### [What the exercise asks]
Say how many lines in the records include the string "นทางสถ", adding no other words.

### [Stored rows]
───

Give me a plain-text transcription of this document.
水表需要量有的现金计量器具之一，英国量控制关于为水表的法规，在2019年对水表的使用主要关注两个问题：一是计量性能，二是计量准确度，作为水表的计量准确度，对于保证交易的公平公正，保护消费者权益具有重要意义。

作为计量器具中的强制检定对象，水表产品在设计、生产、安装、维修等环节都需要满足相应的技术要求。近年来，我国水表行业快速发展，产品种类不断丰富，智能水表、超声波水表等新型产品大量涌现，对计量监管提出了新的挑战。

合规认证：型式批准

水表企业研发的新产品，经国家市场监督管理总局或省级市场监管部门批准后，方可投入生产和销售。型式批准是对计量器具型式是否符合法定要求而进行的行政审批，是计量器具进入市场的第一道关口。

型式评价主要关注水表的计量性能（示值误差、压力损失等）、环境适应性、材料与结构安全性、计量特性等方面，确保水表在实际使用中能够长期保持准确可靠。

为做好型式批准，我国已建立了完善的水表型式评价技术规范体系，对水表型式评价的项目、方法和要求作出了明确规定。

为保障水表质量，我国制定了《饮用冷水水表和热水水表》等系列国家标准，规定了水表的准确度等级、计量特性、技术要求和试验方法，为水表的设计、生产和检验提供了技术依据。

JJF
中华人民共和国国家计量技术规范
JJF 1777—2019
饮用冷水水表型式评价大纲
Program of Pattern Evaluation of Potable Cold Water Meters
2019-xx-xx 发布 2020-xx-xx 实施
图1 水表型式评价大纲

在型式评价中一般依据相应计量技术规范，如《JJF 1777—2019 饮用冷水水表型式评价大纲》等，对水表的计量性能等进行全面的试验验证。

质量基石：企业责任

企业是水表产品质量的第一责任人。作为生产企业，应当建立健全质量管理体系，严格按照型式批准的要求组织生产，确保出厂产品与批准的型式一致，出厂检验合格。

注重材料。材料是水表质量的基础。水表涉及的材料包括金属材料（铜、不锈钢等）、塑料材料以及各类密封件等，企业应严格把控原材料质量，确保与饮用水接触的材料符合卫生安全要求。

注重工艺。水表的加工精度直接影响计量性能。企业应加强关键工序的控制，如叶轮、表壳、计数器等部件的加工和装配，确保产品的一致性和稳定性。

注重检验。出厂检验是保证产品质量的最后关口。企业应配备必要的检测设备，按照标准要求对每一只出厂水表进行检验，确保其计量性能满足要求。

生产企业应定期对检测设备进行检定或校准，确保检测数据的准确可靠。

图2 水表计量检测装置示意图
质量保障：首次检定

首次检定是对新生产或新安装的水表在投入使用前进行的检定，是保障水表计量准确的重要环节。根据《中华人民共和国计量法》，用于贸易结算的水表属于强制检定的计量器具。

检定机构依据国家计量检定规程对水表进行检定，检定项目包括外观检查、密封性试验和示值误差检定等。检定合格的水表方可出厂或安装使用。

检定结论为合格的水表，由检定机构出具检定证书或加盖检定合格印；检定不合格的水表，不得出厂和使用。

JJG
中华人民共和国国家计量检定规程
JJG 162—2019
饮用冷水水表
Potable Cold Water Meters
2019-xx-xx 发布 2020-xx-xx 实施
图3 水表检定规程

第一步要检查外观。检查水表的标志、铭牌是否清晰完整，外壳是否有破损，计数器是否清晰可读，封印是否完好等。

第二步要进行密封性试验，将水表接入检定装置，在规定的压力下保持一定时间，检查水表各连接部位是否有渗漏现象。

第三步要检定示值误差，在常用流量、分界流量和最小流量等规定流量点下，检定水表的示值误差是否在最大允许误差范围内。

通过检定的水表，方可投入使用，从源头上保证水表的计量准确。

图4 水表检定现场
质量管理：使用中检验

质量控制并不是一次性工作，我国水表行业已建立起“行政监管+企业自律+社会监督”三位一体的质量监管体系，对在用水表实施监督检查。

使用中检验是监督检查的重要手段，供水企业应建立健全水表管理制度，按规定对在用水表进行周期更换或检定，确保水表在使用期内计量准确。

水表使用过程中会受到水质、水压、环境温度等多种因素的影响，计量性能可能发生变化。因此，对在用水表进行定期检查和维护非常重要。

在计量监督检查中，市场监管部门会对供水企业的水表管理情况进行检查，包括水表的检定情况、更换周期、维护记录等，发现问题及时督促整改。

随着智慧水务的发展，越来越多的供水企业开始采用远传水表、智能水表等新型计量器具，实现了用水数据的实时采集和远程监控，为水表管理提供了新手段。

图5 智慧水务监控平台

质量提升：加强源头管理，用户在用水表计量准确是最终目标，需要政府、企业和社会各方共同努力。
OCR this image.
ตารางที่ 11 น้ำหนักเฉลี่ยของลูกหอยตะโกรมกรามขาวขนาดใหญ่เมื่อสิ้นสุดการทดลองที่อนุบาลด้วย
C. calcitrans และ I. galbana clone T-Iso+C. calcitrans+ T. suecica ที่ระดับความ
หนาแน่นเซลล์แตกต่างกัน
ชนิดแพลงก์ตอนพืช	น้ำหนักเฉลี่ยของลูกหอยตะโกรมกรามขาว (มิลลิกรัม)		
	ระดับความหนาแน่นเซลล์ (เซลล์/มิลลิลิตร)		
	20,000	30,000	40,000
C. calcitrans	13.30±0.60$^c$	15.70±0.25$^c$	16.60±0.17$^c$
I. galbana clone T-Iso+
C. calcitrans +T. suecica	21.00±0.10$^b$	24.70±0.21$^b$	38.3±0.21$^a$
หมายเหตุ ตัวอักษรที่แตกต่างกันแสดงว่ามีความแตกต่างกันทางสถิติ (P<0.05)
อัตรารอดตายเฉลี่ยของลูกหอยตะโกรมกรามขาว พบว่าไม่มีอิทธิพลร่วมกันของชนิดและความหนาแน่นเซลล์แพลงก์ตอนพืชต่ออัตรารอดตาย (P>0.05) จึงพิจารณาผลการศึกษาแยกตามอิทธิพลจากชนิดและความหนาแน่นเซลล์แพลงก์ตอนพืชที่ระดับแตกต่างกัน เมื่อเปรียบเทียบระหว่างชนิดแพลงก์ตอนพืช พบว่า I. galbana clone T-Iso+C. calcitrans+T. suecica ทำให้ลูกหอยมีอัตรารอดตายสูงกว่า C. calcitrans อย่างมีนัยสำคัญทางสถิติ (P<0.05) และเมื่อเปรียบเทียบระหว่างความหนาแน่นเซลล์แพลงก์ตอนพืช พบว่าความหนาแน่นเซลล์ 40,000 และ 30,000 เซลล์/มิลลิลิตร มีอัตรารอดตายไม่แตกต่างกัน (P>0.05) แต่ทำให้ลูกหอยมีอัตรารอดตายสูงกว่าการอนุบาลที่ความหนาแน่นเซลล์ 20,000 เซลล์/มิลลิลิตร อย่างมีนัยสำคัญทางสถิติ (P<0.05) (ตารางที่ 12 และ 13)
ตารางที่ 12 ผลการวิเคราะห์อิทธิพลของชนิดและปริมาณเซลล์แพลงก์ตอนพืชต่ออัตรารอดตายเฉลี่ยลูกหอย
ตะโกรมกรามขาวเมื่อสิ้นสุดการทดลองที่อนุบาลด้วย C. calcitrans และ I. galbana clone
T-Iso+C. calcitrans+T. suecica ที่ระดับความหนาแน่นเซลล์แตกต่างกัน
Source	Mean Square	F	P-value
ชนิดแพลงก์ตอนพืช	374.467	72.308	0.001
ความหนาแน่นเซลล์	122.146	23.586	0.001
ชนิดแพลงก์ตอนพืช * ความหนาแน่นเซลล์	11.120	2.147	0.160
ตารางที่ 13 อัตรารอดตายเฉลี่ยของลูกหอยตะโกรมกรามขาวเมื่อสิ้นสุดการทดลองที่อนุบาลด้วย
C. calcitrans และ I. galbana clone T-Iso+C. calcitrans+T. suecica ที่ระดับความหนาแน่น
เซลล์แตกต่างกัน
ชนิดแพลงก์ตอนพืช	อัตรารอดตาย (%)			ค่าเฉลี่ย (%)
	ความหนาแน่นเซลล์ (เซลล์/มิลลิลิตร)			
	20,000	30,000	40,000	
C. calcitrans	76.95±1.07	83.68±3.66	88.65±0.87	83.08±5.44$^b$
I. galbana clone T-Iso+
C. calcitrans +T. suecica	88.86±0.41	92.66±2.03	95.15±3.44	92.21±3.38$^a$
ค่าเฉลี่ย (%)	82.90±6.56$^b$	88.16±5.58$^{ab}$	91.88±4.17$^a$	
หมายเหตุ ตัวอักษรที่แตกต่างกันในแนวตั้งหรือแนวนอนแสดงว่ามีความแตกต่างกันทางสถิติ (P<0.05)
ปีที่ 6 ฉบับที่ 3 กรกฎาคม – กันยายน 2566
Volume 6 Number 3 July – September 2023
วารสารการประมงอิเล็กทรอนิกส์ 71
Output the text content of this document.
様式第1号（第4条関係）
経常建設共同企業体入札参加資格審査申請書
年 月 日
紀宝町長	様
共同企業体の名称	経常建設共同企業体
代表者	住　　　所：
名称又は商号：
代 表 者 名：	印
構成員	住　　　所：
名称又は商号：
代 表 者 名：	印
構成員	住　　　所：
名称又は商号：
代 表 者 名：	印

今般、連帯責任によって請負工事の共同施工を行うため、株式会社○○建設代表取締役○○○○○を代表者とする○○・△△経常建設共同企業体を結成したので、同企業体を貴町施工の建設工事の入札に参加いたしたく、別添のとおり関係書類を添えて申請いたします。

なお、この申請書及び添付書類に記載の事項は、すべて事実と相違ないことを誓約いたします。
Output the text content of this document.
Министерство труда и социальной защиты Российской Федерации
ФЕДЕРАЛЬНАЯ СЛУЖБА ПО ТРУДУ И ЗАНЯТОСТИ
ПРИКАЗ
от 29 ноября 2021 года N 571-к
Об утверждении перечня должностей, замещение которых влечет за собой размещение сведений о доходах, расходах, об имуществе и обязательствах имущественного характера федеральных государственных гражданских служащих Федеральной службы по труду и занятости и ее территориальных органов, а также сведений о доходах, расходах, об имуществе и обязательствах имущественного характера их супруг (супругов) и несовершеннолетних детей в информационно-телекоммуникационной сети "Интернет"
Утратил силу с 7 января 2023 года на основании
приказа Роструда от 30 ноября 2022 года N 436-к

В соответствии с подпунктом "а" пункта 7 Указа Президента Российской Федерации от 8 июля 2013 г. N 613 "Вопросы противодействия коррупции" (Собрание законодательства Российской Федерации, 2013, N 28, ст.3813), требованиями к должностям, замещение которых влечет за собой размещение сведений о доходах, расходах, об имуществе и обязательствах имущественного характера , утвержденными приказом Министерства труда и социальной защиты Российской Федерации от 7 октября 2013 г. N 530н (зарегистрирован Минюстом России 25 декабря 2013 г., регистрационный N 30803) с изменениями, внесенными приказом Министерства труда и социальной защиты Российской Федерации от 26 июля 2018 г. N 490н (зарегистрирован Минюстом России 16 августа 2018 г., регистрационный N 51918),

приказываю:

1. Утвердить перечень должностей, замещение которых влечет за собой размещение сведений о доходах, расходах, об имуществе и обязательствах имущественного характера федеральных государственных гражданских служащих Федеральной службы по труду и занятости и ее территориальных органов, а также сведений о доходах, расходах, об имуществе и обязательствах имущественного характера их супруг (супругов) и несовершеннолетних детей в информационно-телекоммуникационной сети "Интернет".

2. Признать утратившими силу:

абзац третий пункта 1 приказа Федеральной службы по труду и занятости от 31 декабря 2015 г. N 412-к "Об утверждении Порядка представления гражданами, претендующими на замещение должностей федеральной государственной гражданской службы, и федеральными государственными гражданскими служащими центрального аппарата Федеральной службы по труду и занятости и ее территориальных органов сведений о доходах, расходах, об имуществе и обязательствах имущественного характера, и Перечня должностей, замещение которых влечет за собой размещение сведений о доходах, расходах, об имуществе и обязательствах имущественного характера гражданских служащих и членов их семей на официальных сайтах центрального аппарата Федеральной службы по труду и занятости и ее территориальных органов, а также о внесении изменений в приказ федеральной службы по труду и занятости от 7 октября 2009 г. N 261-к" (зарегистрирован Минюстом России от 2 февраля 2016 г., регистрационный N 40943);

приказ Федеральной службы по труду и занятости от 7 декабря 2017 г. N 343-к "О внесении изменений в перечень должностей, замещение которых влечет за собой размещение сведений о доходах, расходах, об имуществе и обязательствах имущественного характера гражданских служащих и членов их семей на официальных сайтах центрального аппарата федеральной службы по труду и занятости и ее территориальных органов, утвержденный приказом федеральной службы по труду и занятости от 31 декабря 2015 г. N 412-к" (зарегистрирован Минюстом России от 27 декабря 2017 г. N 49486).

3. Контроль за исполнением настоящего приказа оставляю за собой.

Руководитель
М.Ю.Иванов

───

### [Exercise result]
2